▶ [EXERCISE GOAL]: Reproduce the entries word for word, and omit any picture you find in them.

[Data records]

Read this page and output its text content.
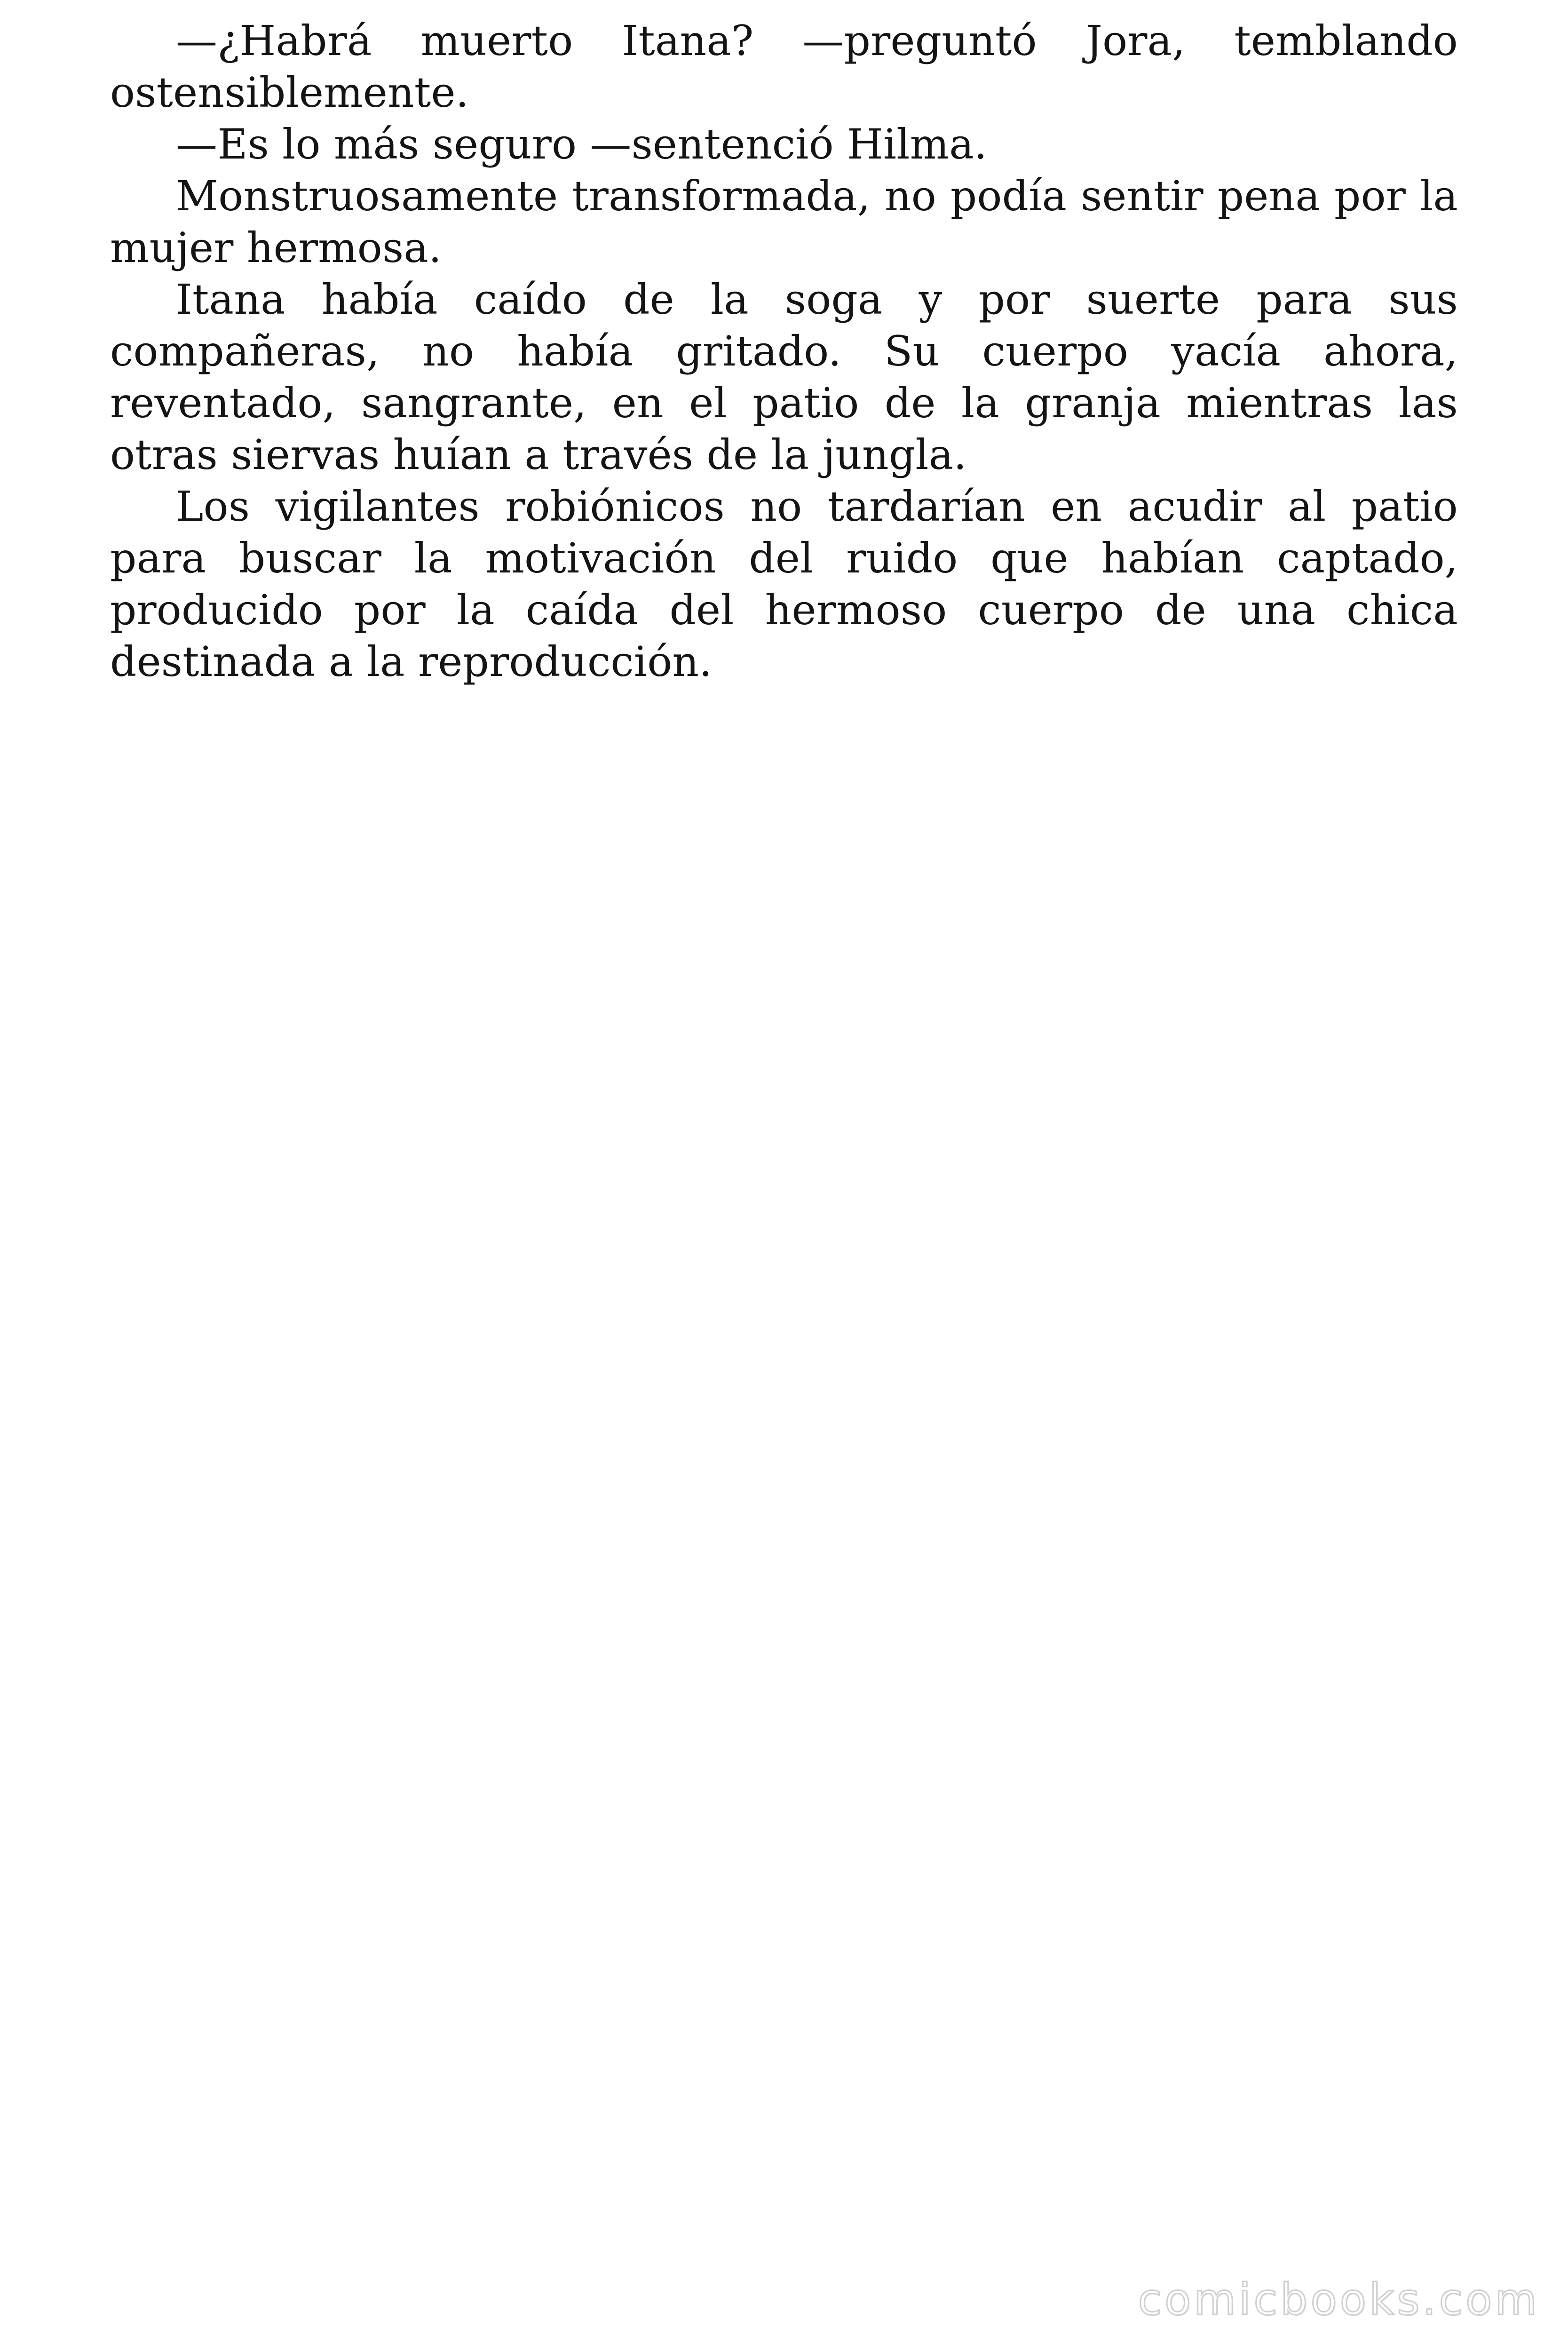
—¿Habrá muerto Itana? —preguntó Jora, temblando ostensiblemente.

—Es lo más seguro —sentenció Hilma.

Monstruosamente transformada, no podía sentir pena por la mujer hermosa.

Itana había caído de la soga y por suerte para sus compañeras, no había gritado. Su cuerpo yacía ahora, reventado, sangrante, en el patio de la granja mientras las otras siervas huían a través de la jungla.

Los vigilantes robiónicos no tardarían en acudir al patio para buscar la motivación del ruido que habían captado, producido por la caída del hermoso cuerpo de una chica destinada a la reproducción.

comicbooks.com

▶ [OUTPUT FOR THIS EXERCISE]:
Read this page and output its text content.
—¿Habrá muerto Itana? —preguntó Jora, temblando ostensiblemente.

—Es lo más seguro —sentenció Hilma.

Monstruosamente transformada, no podía sentir pena por la mujer hermosa.

Itana había caído de la soga y por suerte para sus compañeras, no había gritado. Su cuerpo yacía ahora, reventado, sangrante, en el patio de la granja mientras las otras siervas huían a través de la jungla.

Los vigilantes robiónicos no tardarían en acudir al patio para buscar la motivación del ruido que habían captado, producido por la caída del hermoso cuerpo de una chica destinada a la reproducción.

comicbooks.com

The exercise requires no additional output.